Items from a data source
++++
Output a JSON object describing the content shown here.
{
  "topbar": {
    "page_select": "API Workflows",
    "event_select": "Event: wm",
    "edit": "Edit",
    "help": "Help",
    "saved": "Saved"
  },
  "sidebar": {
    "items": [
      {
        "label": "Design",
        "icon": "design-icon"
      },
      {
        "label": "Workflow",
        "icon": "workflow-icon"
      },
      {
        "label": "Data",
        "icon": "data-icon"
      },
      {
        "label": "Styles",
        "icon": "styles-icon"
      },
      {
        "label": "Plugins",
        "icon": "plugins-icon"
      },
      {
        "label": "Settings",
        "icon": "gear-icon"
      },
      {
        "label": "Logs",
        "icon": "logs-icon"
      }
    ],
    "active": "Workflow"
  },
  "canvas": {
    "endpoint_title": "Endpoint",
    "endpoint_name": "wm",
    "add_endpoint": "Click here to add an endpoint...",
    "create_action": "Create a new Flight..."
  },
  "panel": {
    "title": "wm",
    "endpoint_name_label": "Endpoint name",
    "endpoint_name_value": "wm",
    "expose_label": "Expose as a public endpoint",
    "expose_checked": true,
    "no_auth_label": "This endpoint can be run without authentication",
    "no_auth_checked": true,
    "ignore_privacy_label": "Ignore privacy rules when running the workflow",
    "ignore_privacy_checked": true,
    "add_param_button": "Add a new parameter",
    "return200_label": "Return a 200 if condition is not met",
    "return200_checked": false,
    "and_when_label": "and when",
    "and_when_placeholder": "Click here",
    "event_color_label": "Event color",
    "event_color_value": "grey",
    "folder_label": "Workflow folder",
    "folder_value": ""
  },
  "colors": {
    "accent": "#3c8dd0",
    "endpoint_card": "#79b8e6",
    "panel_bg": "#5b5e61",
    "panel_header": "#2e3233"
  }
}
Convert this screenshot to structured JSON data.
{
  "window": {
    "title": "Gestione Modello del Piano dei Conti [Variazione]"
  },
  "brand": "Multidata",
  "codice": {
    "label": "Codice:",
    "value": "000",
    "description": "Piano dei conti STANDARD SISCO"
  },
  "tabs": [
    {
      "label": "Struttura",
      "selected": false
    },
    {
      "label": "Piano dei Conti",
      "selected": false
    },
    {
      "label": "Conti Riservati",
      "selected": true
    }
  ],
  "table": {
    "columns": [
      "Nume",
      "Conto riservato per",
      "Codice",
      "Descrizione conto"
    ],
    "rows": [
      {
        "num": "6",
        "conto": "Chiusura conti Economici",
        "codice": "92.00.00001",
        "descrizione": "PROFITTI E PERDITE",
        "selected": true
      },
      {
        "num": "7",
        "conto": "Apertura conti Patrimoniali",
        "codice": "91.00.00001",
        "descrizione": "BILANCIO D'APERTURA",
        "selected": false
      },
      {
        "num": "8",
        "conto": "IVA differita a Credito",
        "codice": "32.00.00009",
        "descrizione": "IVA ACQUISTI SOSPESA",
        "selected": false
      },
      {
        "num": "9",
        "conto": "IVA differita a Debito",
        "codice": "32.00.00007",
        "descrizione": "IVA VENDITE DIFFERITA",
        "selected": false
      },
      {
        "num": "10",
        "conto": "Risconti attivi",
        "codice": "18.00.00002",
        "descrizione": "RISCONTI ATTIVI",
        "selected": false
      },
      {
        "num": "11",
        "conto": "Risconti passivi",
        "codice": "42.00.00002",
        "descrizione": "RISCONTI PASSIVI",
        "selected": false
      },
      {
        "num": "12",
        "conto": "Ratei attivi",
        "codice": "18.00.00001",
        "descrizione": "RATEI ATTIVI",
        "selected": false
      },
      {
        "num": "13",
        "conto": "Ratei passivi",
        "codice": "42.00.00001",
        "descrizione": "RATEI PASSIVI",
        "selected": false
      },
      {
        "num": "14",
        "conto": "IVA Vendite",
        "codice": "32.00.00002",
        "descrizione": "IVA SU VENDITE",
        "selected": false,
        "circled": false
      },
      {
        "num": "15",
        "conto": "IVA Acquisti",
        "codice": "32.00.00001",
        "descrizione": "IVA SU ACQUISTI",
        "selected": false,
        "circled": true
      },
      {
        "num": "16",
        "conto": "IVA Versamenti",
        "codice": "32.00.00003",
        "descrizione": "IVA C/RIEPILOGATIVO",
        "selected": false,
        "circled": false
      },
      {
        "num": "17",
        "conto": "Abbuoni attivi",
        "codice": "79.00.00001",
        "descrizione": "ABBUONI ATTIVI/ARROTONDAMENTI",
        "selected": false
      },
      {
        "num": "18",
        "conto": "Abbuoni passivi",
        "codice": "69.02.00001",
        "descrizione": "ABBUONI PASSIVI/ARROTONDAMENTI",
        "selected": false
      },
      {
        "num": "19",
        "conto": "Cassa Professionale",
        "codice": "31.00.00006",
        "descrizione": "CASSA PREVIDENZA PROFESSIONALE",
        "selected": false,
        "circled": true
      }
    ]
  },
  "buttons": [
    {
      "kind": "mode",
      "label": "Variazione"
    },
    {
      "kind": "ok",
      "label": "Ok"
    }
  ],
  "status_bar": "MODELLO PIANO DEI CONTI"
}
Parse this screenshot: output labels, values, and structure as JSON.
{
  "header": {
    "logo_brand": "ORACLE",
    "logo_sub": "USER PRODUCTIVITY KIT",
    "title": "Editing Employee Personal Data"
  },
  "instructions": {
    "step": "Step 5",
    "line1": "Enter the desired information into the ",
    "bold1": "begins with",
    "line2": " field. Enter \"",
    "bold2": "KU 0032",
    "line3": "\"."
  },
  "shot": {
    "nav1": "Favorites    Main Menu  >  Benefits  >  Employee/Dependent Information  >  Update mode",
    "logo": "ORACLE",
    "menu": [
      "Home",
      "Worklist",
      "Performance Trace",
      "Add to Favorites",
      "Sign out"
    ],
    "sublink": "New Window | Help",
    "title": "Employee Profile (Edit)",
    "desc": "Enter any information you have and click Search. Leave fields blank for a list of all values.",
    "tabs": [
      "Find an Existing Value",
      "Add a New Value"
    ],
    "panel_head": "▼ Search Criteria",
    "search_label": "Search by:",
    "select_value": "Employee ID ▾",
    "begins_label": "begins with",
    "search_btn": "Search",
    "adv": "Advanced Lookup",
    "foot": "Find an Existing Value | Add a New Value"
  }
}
++++
Given exercise: Transcribe all of the entries without altering anything.

Exercise answer:
Output a JSON object describing the content shown here.
{
  "topbar": {
    "page_select": "API Workflows",
    "event_select": "Event: wm",
    "edit": "Edit",
    "help": "Help",
    "saved": "Saved"
  },
  "sidebar": {
    "items": [
      {
        "label": "Design",
        "icon": "design-icon"
      },
      {
        "label": "Workflow",
        "icon": "workflow-icon"
      },
      {
        "label": "Data",
        "icon": "data-icon"
      },
      {
        "label": "Styles",
        "icon": "styles-icon"
      },
      {
        "label": "Plugins",
        "icon": "plugins-icon"
      },
      {
        "label": "Settings",
        "icon": "gear-icon"
      },
      {
        "label": "Logs",
        "icon": "logs-icon"
      }
    ],
    "active": "Workflow"
  },
  "canvas": {
    "endpoint_title": "Endpoint",
    "endpoint_name": "wm",
    "add_endpoint": "Click here to add an endpoint...",
    "create_action": "Create a new Flight..."
  },
  "panel": {
    "title": "wm",
    "endpoint_name_label": "Endpoint name",
    "endpoint_name_value": "wm",
    "expose_label": "Expose as a public endpoint",
    "expose_checked": true,
    "no_auth_label": "This endpoint can be run without authentication",
    "no_auth_checked": true,
    "ignore_privacy_label": "Ignore privacy rules when running the workflow",
    "ignore_privacy_checked": true,
    "add_param_button": "Add a new parameter",
    "return200_label": "Return a 200 if condition is not met",
    "return200_checked": false,
    "and_when_label": "and when",
    "and_when_placeholder": "Click here",
    "event_color_label": "Event color",
    "event_color_value": "grey",
    "folder_label": "Workflow folder",
    "folder_value": ""
  },
  "colors": {
    "accent": "#3c8dd0",
    "endpoint_card": "#79b8e6",
    "panel_bg": "#5b5e61",
    "panel_header": "#2e3233"
  }
}
Convert this screenshot to structured JSON data.
{
  "window": {
    "title": "Gestione Modello del Piano dei Conti [Variazione]"
  },
  "brand": "Multidata",
  "codice": {
    "label": "Codice:",
    "value": "000",
    "description": "Piano dei conti STANDARD SISCO"
  },
  "tabs": [
    {
      "label": "Struttura",
      "selected": false
    },
    {
      "label": "Piano dei Conti",
      "selected": false
    },
    {
      "label": "Conti Riservati",
      "selected": true
    }
  ],
  "table": {
    "columns": [
      "Nume",
      "Conto riservato per",
      "Codice",
      "Descrizione conto"
    ],
    "rows": [
      {
        "num": "6",
        "conto": "Chiusura conti Economici",
        "codice": "92.00.00001",
        "descrizione": "PROFITTI E PERDITE",
        "selected": true
      },
      {
        "num": "7",
        "conto": "Apertura conti Patrimoniali",
        "codice": "91.00.00001",
        "descrizione": "BILANCIO D'APERTURA",
        "selected": false
      },
      {
        "num": "8",
        "conto": "IVA differita a Credito",
        "codice": "32.00.00009",
        "descrizione": "IVA ACQUISTI SOSPESA",
        "selected": false
      },
      {
        "num": "9",
        "conto": "IVA differita a Debito",
        "codice": "32.00.00007",
        "descrizione": "IVA VENDITE DIFFERITA",
        "selected": false
      },
      {
        "num": "10",
        "conto": "Risconti attivi",
        "codice": "18.00.00002",
        "descrizione": "RISCONTI ATTIVI",
        "selected": false
      },
      {
        "num": "11",
        "conto": "Risconti passivi",
        "codice": "42.00.00002",
        "descrizione": "RISCONTI PASSIVI",
        "selected": false
      },
      {
        "num": "12",
        "conto": "Ratei attivi",
        "codice": "18.00.00001",
        "descrizione": "RATEI ATTIVI",
        "selected": false
      },
      {
        "num": "13",
        "conto": "Ratei passivi",
        "codice": "42.00.00001",
        "descrizione": "RATEI PASSIVI",
        "selected": false
      },
      {
        "num": "14",
        "conto": "IVA Vendite",
        "codice": "32.00.00002",
        "descrizione": "IVA SU VENDITE",
        "selected": false,
        "circled": false
      },
      {
        "num": "15",
        "conto": "IVA Acquisti",
        "codice": "32.00.00001",
        "descrizione": "IVA SU ACQUISTI",
        "selected": false,
        "circled": true
      },
      {
        "num": "16",
        "conto": "IVA Versamenti",
        "codice": "32.00.00003",
        "descrizione": "IVA C/RIEPILOGATIVO",
        "selected": false,
        "circled": false
      },
      {
        "num": "17",
        "conto": "Abbuoni attivi",
        "codice": "79.00.00001",
        "descrizione": "ABBUONI ATTIVI/ARROTONDAMENTI",
        "selected": false
      },
      {
        "num": "18",
        "conto": "Abbuoni passivi",
        "codice": "69.02.00001",
        "descrizione": "ABBUONI PASSIVI/ARROTONDAMENTI",
        "selected": false
      },
      {
        "num": "19",
        "conto": "Cassa Professionale",
        "codice": "31.00.00006",
        "descrizione": "CASSA PREVIDENZA PROFESSIONALE",
        "selected": false,
        "circled": true
      }
    ]
  },
  "buttons": [
    {
      "kind": "mode",
      "label": "Variazione"
    },
    {
      "kind": "ok",
      "label": "Ok"
    }
  ],
  "status_bar": "MODELLO PIANO DEI CONTI"
}
Parse this screenshot: output labels, values, and structure as JSON.
{
  "header": {
    "logo_brand": "ORACLE",
    "logo_sub": "USER PRODUCTIVITY KIT",
    "title": "Editing Employee Personal Data"
  },
  "instructions": {
    "step": "Step 5",
    "line1": "Enter the desired information into the ",
    "bold1": "begins with",
    "line2": " field. Enter \"",
    "bold2": "KU 0032",
    "line3": "\"."
  },
  "shot": {
    "nav1": "Favorites    Main Menu  >  Benefits  >  Employee/Dependent Information  >  Update mode",
    "logo": "ORACLE",
    "menu": [
      "Home",
      "Worklist",
      "Performance Trace",
      "Add to Favorites",
      "Sign out"
    ],
    "sublink": "New Window | Help",
    "title": "Employee Profile (Edit)",
    "desc": "Enter any information you have and click Search. Leave fields blank for a list of all values.",
    "tabs": [
      "Find an Existing Value",
      "Add a New Value"
    ],
    "panel_head": "▼ Search Criteria",
    "search_label": "Search by:",
    "select_value": "Employee ID ▾",
    "begins_label": "begins with",
    "search_btn": "Search",
    "adv": "Advanced Lookup",
    "foot": "Find an Existing Value | Add a New Value"
  }
}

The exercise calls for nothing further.